Task instructions
Seek out every line containing the word "title", and copy each.

Stored dataset items
◆ ◆ ◆
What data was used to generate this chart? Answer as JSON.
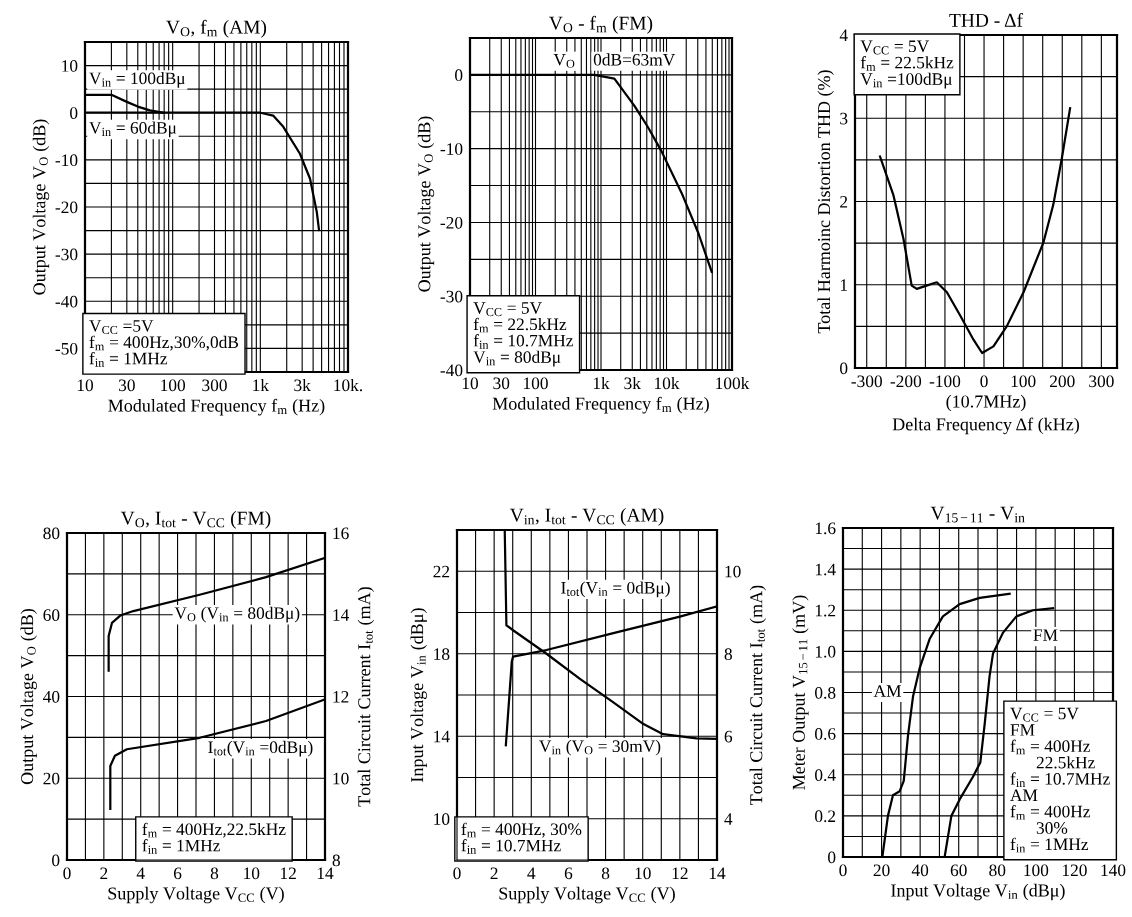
{
  "chart_data": [
    {
      "type": "line",
      "title": "V$_{O}$, f$_{m}$ (AM)",
      "xlabel": "Modulated Frequency f$_{m}$ (Hz)",
      "ylabel": "Output Voltage V$_{O}$ (dB)",
      "log": "x",
      "grid": true,
      "xlim": [
        10,
        10000
      ],
      "ylim": [
        -55,
        15
      ],
      "xticks": [
        {
          "value": 10,
          "label": "10"
        },
        {
          "value": 20,
          "label": null
        },
        {
          "value": 30,
          "label": "30"
        },
        {
          "value": 40,
          "label": null
        },
        {
          "value": 50,
          "label": null
        },
        {
          "value": 60,
          "label": null
        },
        {
          "value": 70,
          "label": null
        },
        {
          "value": 80,
          "label": null
        },
        {
          "value": 90,
          "label": null
        },
        {
          "value": 100,
          "label": "100"
        },
        {
          "value": 200,
          "label": null
        },
        {
          "value": 300,
          "label": "300"
        },
        {
          "value": 400,
          "label": null
        },
        {
          "value": 500,
          "label": null
        },
        {
          "value": 600,
          "label": null
        },
        {
          "value": 700,
          "label": null
        },
        {
          "value": 800,
          "label": null
        },
        {
          "value": 900,
          "label": null
        },
        {
          "value": 1000,
          "label": "1k"
        },
        {
          "value": 2000,
          "label": null
        },
        {
          "value": 3000,
          "label": "3k"
        },
        {
          "value": 4000,
          "label": null
        },
        {
          "value": 5000,
          "label": null
        },
        {
          "value": 6000,
          "label": null
        },
        {
          "value": 7000,
          "label": null
        },
        {
          "value": 8000,
          "label": null
        },
        {
          "value": 9000,
          "label": null
        },
        {
          "value": 10000,
          "label": "10k."
        }
      ],
      "yticks": [
        {
          "value": -50,
          "label": "-50"
        },
        {
          "value": -45,
          "label": null
        },
        {
          "value": -40,
          "label": "-40"
        },
        {
          "value": -35,
          "label": null
        },
        {
          "value": -30,
          "label": "-30"
        },
        {
          "value": -25,
          "label": null
        },
        {
          "value": -20,
          "label": "-20"
        },
        {
          "value": -15,
          "label": null
        },
        {
          "value": -10,
          "label": "-10"
        },
        {
          "value": -5,
          "label": null
        },
        {
          "value": 0,
          "label": "0"
        },
        {
          "value": 5,
          "label": null
        },
        {
          "value": 10,
          "label": "10"
        }
      ],
      "series": [
        {
          "name": "V$_{in}$ = 100dBμ",
          "color": "#000000",
          "x": [
            10,
            20,
            30,
            40,
            55,
            78
          ],
          "values": [
            3.8,
            3.8,
            2.3,
            1.3,
            0.5,
            0
          ]
        },
        {
          "name": "V$_{in}$ = 60dBμ",
          "color": "#000000",
          "x": [
            10,
            1000,
            1400,
            1828,
            2830,
            3690,
            4400,
            4670
          ],
          "values": [
            0,
            0,
            -0.6,
            -3,
            -8.7,
            -14,
            -21,
            -24.9
          ]
        }
      ],
      "annotations": [
        "V$_{CC}$ =5V\nf$_{m}$ = 400Hz,30%,0dB\nf$_{in}$ = 1MHz"
      ]
    },
    {
      "type": "line",
      "title": "V$_{O}$ - f$_{m}$ (FM)",
      "xlabel": "Modulated Frequency f$_{m}$ (Hz)",
      "ylabel": "Output Voltage V$_{O}$ (dB)",
      "log": "x",
      "grid": true,
      "xlim": [
        10,
        100000
      ],
      "ylim": [
        -40,
        5
      ],
      "xticks": [
        {
          "value": 10,
          "label": "10"
        },
        {
          "value": 20,
          "label": null
        },
        {
          "value": 30,
          "label": "30"
        },
        {
          "value": 40,
          "label": null
        },
        {
          "value": 50,
          "label": null
        },
        {
          "value": 60,
          "label": null
        },
        {
          "value": 70,
          "label": null
        },
        {
          "value": 80,
          "label": null
        },
        {
          "value": 90,
          "label": null
        },
        {
          "value": 100,
          "label": "100"
        },
        {
          "value": 200,
          "label": null
        },
        {
          "value": 300,
          "label": null
        },
        {
          "value": 400,
          "label": null
        },
        {
          "value": 500,
          "label": null
        },
        {
          "value": 600,
          "label": null
        },
        {
          "value": 700,
          "label": null
        },
        {
          "value": 800,
          "label": null
        },
        {
          "value": 900,
          "label": null
        },
        {
          "value": 1000,
          "label": "1k"
        },
        {
          "value": 2000,
          "label": null
        },
        {
          "value": 3000,
          "label": "3k"
        },
        {
          "value": 4000,
          "label": null
        },
        {
          "value": 5000,
          "label": null
        },
        {
          "value": 6000,
          "label": null
        },
        {
          "value": 7000,
          "label": null
        },
        {
          "value": 8000,
          "label": null
        },
        {
          "value": 9000,
          "label": null
        },
        {
          "value": 10000,
          "label": "10k"
        },
        {
          "value": 20000,
          "label": null
        },
        {
          "value": 30000,
          "label": null
        },
        {
          "value": 40000,
          "label": null
        },
        {
          "value": 50000,
          "label": null
        },
        {
          "value": 60000,
          "label": null
        },
        {
          "value": 70000,
          "label": null
        },
        {
          "value": 80000,
          "label": null
        },
        {
          "value": 90000,
          "label": null
        },
        {
          "value": 100000,
          "label": "100k"
        }
      ],
      "yticks": [
        {
          "value": -40,
          "label": "-40"
        },
        {
          "value": -35,
          "label": null
        },
        {
          "value": -30,
          "label": "-30"
        },
        {
          "value": -25,
          "label": null
        },
        {
          "value": -20,
          "label": "-20"
        },
        {
          "value": -15,
          "label": null
        },
        {
          "value": -10,
          "label": "-10"
        },
        {
          "value": -5,
          "label": null
        },
        {
          "value": 0,
          "label": "0"
        }
      ],
      "series": [
        {
          "name": "V$_{O}$",
          "color": "#000000",
          "x": [
            10,
            790,
            1600,
            3240,
            5220,
            8330,
            17000,
            30800,
            49000
          ],
          "values": [
            0,
            0,
            -0.5,
            -4.2,
            -7.1,
            -10.3,
            -16,
            -21.5,
            -26.7
          ]
        }
      ],
      "annotations": [
        "0dB=63mV",
        "V$_{CC}$ = 5V\nf$_{m}$ = 22.5kHz\nf$_{in}$ = 10.7MHz\nV$_{in}$ = 80dBμ"
      ]
    },
    {
      "type": "line",
      "title": "THD - Δf",
      "xlabel": "(10.7MHz)\nDelta Frequency Δf (kHz)",
      "ylabel": "Total Harmoinc Distortion THD (%)",
      "grid": true,
      "xlim": [
        -330,
        340
      ],
      "ylim": [
        0,
        4
      ],
      "xticks": [
        {
          "value": -300,
          "label": "-300"
        },
        {
          "value": -250,
          "label": null
        },
        {
          "value": -200,
          "label": "-200"
        },
        {
          "value": -150,
          "label": null
        },
        {
          "value": -100,
          "label": "-100"
        },
        {
          "value": -50,
          "label": null
        },
        {
          "value": 0,
          "label": "0"
        },
        {
          "value": 50,
          "label": null
        },
        {
          "value": 100,
          "label": "100"
        },
        {
          "value": 150,
          "label": null
        },
        {
          "value": 200,
          "label": "200"
        },
        {
          "value": 250,
          "label": null
        },
        {
          "value": 300,
          "label": "300"
        }
      ],
      "yticks": [
        {
          "value": 0,
          "label": "0"
        },
        {
          "value": 0.5,
          "label": null
        },
        {
          "value": 1,
          "label": "1"
        },
        {
          "value": 1.5,
          "label": null
        },
        {
          "value": 2,
          "label": "2"
        },
        {
          "value": 2.5,
          "label": null
        },
        {
          "value": 3,
          "label": "3"
        },
        {
          "value": 3.5,
          "label": null
        },
        {
          "value": 4,
          "label": "4"
        }
      ],
      "series": [
        {
          "color": "#000000",
          "x": [
            -266,
            -232,
            -206,
            -185,
            -172,
            -147,
            -121,
            -95,
            -61,
            -27,
            -5,
            24,
            58,
            101,
            152,
            177,
            199,
            220
          ],
          "values": [
            2.54,
            2.08,
            1.55,
            0.99,
            0.95,
            0.99,
            1.03,
            0.91,
            0.63,
            0.34,
            0.18,
            0.26,
            0.5,
            0.91,
            1.51,
            1.96,
            2.52,
            3.12
          ]
        }
      ],
      "annotations": [
        "V$_{CC}$ = 5V\nf$_{m}$ = 22.5kHz\nV$_{in}$ =100dBμ"
      ]
    },
    {
      "type": "line",
      "title": "V$_{O}$, I$_{tot}$ - V$_{CC}$ (FM)",
      "xlabel": "Supply Voltage V$_{CC}$ (V)",
      "ylabel": "Output Voltage V$_{O}$ (dB)",
      "y2label": "Total Circuit Current I$_{tot}$ (mA)",
      "grid": true,
      "xlim": [
        0,
        14
      ],
      "ylim": [
        0,
        80
      ],
      "y2lim": [
        8,
        16
      ],
      "xticks": [
        0,
        {
          "value": 1,
          "label": null
        },
        2,
        {
          "value": 3,
          "label": null
        },
        4,
        {
          "value": 5,
          "label": null
        },
        6,
        {
          "value": 7,
          "label": null
        },
        8,
        {
          "value": 9,
          "label": null
        },
        10,
        {
          "value": 11,
          "label": null
        },
        12,
        {
          "value": 13,
          "label": null
        },
        14
      ],
      "yticks": [
        0,
        {
          "value": 10,
          "label": null
        },
        20,
        {
          "value": 30,
          "label": null
        },
        40,
        {
          "value": 50,
          "label": null
        },
        60,
        {
          "value": 70,
          "label": null
        },
        80
      ],
      "y2ticks": [
        8,
        10,
        12,
        14,
        16
      ],
      "series": [
        {
          "name": "V$_{O}$ (V$_{in}$ = 80dBμ)",
          "color": "#000000",
          "x": [
            2.26,
            2.26,
            2.44,
            2.89,
            3.6,
            7.2,
            10.8,
            14
          ],
          "values": [
            46.3,
            54.8,
            58,
            59.8,
            60.9,
            64.9,
            69.2,
            73.9
          ]
        },
        {
          "name": "I$_{tot}$(V$_{in}$ =0dBμ)",
          "color": "#000000",
          "axis": "y2",
          "x": [
            2.35,
            2.35,
            2.6,
            3.25,
            7.2,
            10.8,
            14
          ],
          "values": [
            9.25,
            10.3,
            10.55,
            10.71,
            10.99,
            11.4,
            11.93
          ]
        }
      ],
      "annotations": [
        "f$_{m}$ = 400Hz,22.5kHz\nf$_{in}$ = 1MHz"
      ]
    },
    {
      "type": "line",
      "title": "V$_{in}$, I$_{tot}$ - V$_{CC}$ (AM)",
      "xlabel": "Supply Voltage V$_{CC}$ (V)",
      "ylabel": "Input Voltage V$_{in}$ (dBμ)",
      "y2label": "Total Circuit Current I$_{tot}$ (mA)",
      "grid": true,
      "xlim": [
        0,
        14
      ],
      "ylim": [
        8,
        24
      ],
      "y2lim": [
        3,
        11
      ],
      "xticks": [
        0,
        {
          "value": 1,
          "label": null
        },
        2,
        {
          "value": 3,
          "label": null
        },
        4,
        {
          "value": 5,
          "label": null
        },
        6,
        {
          "value": 7,
          "label": null
        },
        8,
        {
          "value": 9,
          "label": null
        },
        10,
        {
          "value": 11,
          "label": null
        },
        12,
        {
          "value": 13,
          "label": null
        },
        14
      ],
      "yticks": [
        10,
        {
          "value": 12,
          "label": null
        },
        14,
        {
          "value": 16,
          "label": null
        },
        18,
        {
          "value": 20,
          "label": null
        },
        22
      ],
      "y2ticks": [
        4,
        6,
        8,
        10
      ],
      "series": [
        {
          "name": "I$_{tot}$(V$_{in}$ = 0dBμ)",
          "color": "#000000",
          "axis": "y2",
          "x": [
            2.63,
            2.95,
            3.02,
            4.82,
            8.42,
            12,
            14
          ],
          "values": [
            5.78,
            7.81,
            7.93,
            8.09,
            8.5,
            8.9,
            9.15
          ]
        },
        {
          "name": "V$_{in}$ (V$_{O}$ = 30mV)",
          "color": "#000000",
          "x": [
            2.57,
            2.66,
            3.02,
            4.82,
            6.62,
            8.42,
            10.04,
            11.1,
            12.9,
            14
          ],
          "values": [
            24,
            19.38,
            19.14,
            18,
            16.78,
            15.64,
            14.59,
            14.1,
            13.9,
            13.87
          ]
        }
      ],
      "annotations": [
        "f$_{m}$ = 400Hz, 30%\nf$_{in}$ = 10.7MHz"
      ]
    },
    {
      "type": "line",
      "title": "V$_{15−11}$ - V$_{in}$",
      "xlabel": "Input Voltage V$_{in}$ (dBμ)",
      "ylabel": "Meter Output V$_{15−11}$ (mV)",
      "grid": true,
      "xlim": [
        0,
        140
      ],
      "ylim": [
        0,
        1.6
      ],
      "xticks": [
        0,
        {
          "value": 10,
          "label": null
        },
        20,
        {
          "value": 30,
          "label": null
        },
        40,
        {
          "value": 50,
          "label": null
        },
        60,
        {
          "value": 70,
          "label": null
        },
        80,
        {
          "value": 90,
          "label": null
        },
        100,
        {
          "value": 110,
          "label": null
        },
        120,
        {
          "value": 130,
          "label": null
        },
        140
      ],
      "yticks": [
        0,
        {
          "value": 0.1,
          "label": null
        },
        0.2,
        {
          "value": 0.3,
          "label": null
        },
        0.4,
        {
          "value": 0.5,
          "label": null
        },
        0.6,
        {
          "value": 0.7,
          "label": null
        },
        0.8,
        {
          "value": 0.9,
          "label": null
        },
        {
          "value": 1.0,
          "label": "1.0"
        },
        {
          "value": 1.1,
          "label": null
        },
        1.2,
        {
          "value": 1.3,
          "label": null
        },
        1.4,
        {
          "value": 1.5,
          "label": null
        },
        1.6
      ],
      "series": [
        {
          "name": "AM",
          "color": "#000000",
          "x": [
            20.4,
            23.3,
            25.9,
            29.4,
            31.5,
            33.7,
            36.3,
            39.8,
            44.9,
            51.8,
            60.5,
            70.9,
            86.4
          ],
          "values": [
            0,
            0.2,
            0.3,
            0.32,
            0.37,
            0.59,
            0.78,
            0.92,
            1.06,
            1.17,
            1.23,
            1.26,
            1.28
          ]
        },
        {
          "name": "FM",
          "color": "#000000",
          "x": [
            52.7,
            56.2,
            60.5,
            67.4,
            71.2,
            73.5,
            76,
            77.8,
            82.9,
            89.9,
            98.5,
            108.9
          ],
          "values": [
            0,
            0.2,
            0.28,
            0.39,
            0.46,
            0.65,
            0.88,
            0.99,
            1.09,
            1.17,
            1.2,
            1.21
          ]
        }
      ],
      "annotations": [
        "V$_{CC}$ = 5V\nFM\nf$_{m}$ = 400Hz\n      22.5kHz\nf$_{in}$ = 10.7MHz\nAM\nf$_{m}$ = 400Hz\n      30%\nf$_{in}$ = 1MHz"
      ]
    }
  ]
}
◆ ◆ ◆
Output of the task
      "title": "V$_{O}$, f$_{m}$ (AM)",
      "title": "V$_{O}$ - f$_{m}$ (FM)",
      "title": "THD - Δf",
      "title": "V$_{O}$, I$_{tot}$ - V$_{CC}$ (FM)",
      "title": "V$_{in}$, I$_{tot}$ - V$_{CC}$ (AM)",
      "title": "V$_{15−11}$ - V$_{in}$",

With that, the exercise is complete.